Copy the data exactly as it appears, and do not include any pictures.

— START RECORDS TO PROCESS —

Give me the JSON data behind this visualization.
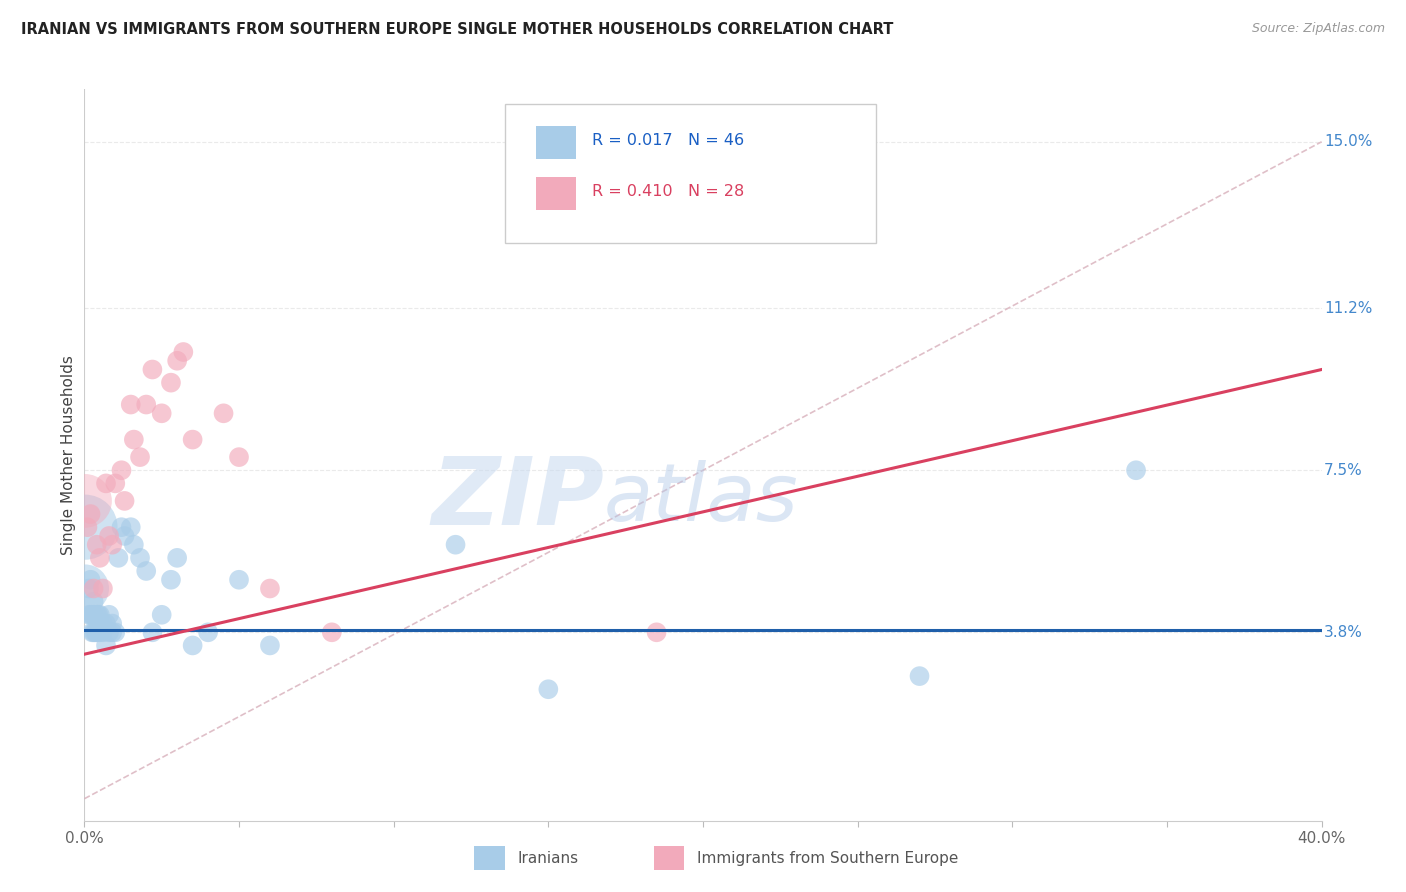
{
  "title": "IRANIAN VS IMMIGRANTS FROM SOUTHERN EUROPE SINGLE MOTHER HOUSEHOLDS CORRELATION CHART",
  "source": "Source: ZipAtlas.com",
  "ylabel": "Single Mother Households",
  "xlim": [
    0.0,
    0.4
  ],
  "ylim": [
    -0.005,
    0.162
  ],
  "yticks_right": [
    0.038,
    0.075,
    0.112,
    0.15
  ],
  "ytick_labels_right": [
    "3.8%",
    "7.5%",
    "11.2%",
    "15.0%"
  ],
  "color_iranian": "#a8cce8",
  "color_southern": "#f2aabb",
  "color_line_iranian": "#1f5faa",
  "color_line_southern": "#d94060",
  "color_diag": "#d8b0bb",
  "watermark_zip": "ZIP",
  "watermark_atlas": "atlas",
  "iranians_x": [
    0.0008,
    0.001,
    0.0015,
    0.0015,
    0.002,
    0.002,
    0.0025,
    0.0025,
    0.003,
    0.003,
    0.003,
    0.0035,
    0.004,
    0.004,
    0.0045,
    0.005,
    0.005,
    0.005,
    0.006,
    0.006,
    0.007,
    0.007,
    0.008,
    0.008,
    0.009,
    0.009,
    0.01,
    0.011,
    0.012,
    0.013,
    0.015,
    0.016,
    0.018,
    0.02,
    0.022,
    0.025,
    0.028,
    0.03,
    0.035,
    0.04,
    0.05,
    0.06,
    0.12,
    0.15,
    0.27,
    0.34
  ],
  "iranians_y": [
    0.062,
    0.048,
    0.048,
    0.042,
    0.05,
    0.042,
    0.042,
    0.038,
    0.045,
    0.038,
    0.042,
    0.038,
    0.042,
    0.038,
    0.042,
    0.04,
    0.042,
    0.038,
    0.04,
    0.038,
    0.035,
    0.04,
    0.038,
    0.042,
    0.038,
    0.04,
    0.038,
    0.055,
    0.062,
    0.06,
    0.062,
    0.058,
    0.055,
    0.052,
    0.038,
    0.042,
    0.05,
    0.055,
    0.035,
    0.038,
    0.05,
    0.035,
    0.058,
    0.025,
    0.028,
    0.075
  ],
  "southern_x": [
    0.0008,
    0.001,
    0.002,
    0.003,
    0.004,
    0.005,
    0.006,
    0.007,
    0.008,
    0.009,
    0.01,
    0.012,
    0.013,
    0.015,
    0.016,
    0.018,
    0.02,
    0.022,
    0.025,
    0.028,
    0.03,
    0.032,
    0.035,
    0.045,
    0.05,
    0.06,
    0.08,
    0.185
  ],
  "southern_y": [
    0.068,
    0.062,
    0.065,
    0.048,
    0.058,
    0.055,
    0.048,
    0.072,
    0.06,
    0.058,
    0.072,
    0.075,
    0.068,
    0.09,
    0.082,
    0.078,
    0.09,
    0.098,
    0.088,
    0.095,
    0.1,
    0.102,
    0.082,
    0.088,
    0.078,
    0.048,
    0.038,
    0.038
  ],
  "iranian_line_x": [
    0.0,
    0.4
  ],
  "iranian_line_y": [
    0.0385,
    0.0385
  ],
  "southern_line_x": [
    0.0,
    0.4
  ],
  "southern_line_y": [
    0.033,
    0.098
  ],
  "diag_line_x": [
    0.0,
    0.4
  ],
  "diag_line_y": [
    0.0,
    0.15
  ],
  "background_color": "#ffffff",
  "grid_color": "#e8e8e8"
}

— END RECORDS TO PROCESS —

EXPECTED ANSWER:
Give me the JSON data behind this visualization.
{
  "title": "IRANIAN VS IMMIGRANTS FROM SOUTHERN EUROPE SINGLE MOTHER HOUSEHOLDS CORRELATION CHART",
  "source": "Source: ZipAtlas.com",
  "ylabel": "Single Mother Households",
  "xlim": [
    0.0,
    0.4
  ],
  "ylim": [
    -0.005,
    0.162
  ],
  "yticks_right": [
    0.038,
    0.075,
    0.112,
    0.15
  ],
  "ytick_labels_right": [
    "3.8%",
    "7.5%",
    "11.2%",
    "15.0%"
  ],
  "color_iranian": "#a8cce8",
  "color_southern": "#f2aabb",
  "color_line_iranian": "#1f5faa",
  "color_line_southern": "#d94060",
  "color_diag": "#d8b0bb",
  "watermark_zip": "ZIP",
  "watermark_atlas": "atlas",
  "iranians_x": [
    0.0008,
    0.001,
    0.0015,
    0.0015,
    0.002,
    0.002,
    0.0025,
    0.0025,
    0.003,
    0.003,
    0.003,
    0.0035,
    0.004,
    0.004,
    0.0045,
    0.005,
    0.005,
    0.005,
    0.006,
    0.006,
    0.007,
    0.007,
    0.008,
    0.008,
    0.009,
    0.009,
    0.01,
    0.011,
    0.012,
    0.013,
    0.015,
    0.016,
    0.018,
    0.02,
    0.022,
    0.025,
    0.028,
    0.03,
    0.035,
    0.04,
    0.05,
    0.06,
    0.12,
    0.15,
    0.27,
    0.34
  ],
  "iranians_y": [
    0.062,
    0.048,
    0.048,
    0.042,
    0.05,
    0.042,
    0.042,
    0.038,
    0.045,
    0.038,
    0.042,
    0.038,
    0.042,
    0.038,
    0.042,
    0.04,
    0.042,
    0.038,
    0.04,
    0.038,
    0.035,
    0.04,
    0.038,
    0.042,
    0.038,
    0.04,
    0.038,
    0.055,
    0.062,
    0.06,
    0.062,
    0.058,
    0.055,
    0.052,
    0.038,
    0.042,
    0.05,
    0.055,
    0.035,
    0.038,
    0.05,
    0.035,
    0.058,
    0.025,
    0.028,
    0.075
  ],
  "southern_x": [
    0.0008,
    0.001,
    0.002,
    0.003,
    0.004,
    0.005,
    0.006,
    0.007,
    0.008,
    0.009,
    0.01,
    0.012,
    0.013,
    0.015,
    0.016,
    0.018,
    0.02,
    0.022,
    0.025,
    0.028,
    0.03,
    0.032,
    0.035,
    0.045,
    0.05,
    0.06,
    0.08,
    0.185
  ],
  "southern_y": [
    0.068,
    0.062,
    0.065,
    0.048,
    0.058,
    0.055,
    0.048,
    0.072,
    0.06,
    0.058,
    0.072,
    0.075,
    0.068,
    0.09,
    0.082,
    0.078,
    0.09,
    0.098,
    0.088,
    0.095,
    0.1,
    0.102,
    0.082,
    0.088,
    0.078,
    0.048,
    0.038,
    0.038
  ],
  "iranian_line_x": [
    0.0,
    0.4
  ],
  "iranian_line_y": [
    0.0385,
    0.0385
  ],
  "southern_line_x": [
    0.0,
    0.4
  ],
  "southern_line_y": [
    0.033,
    0.098
  ],
  "diag_line_x": [
    0.0,
    0.4
  ],
  "diag_line_y": [
    0.0,
    0.15
  ],
  "background_color": "#ffffff",
  "grid_color": "#e8e8e8"
}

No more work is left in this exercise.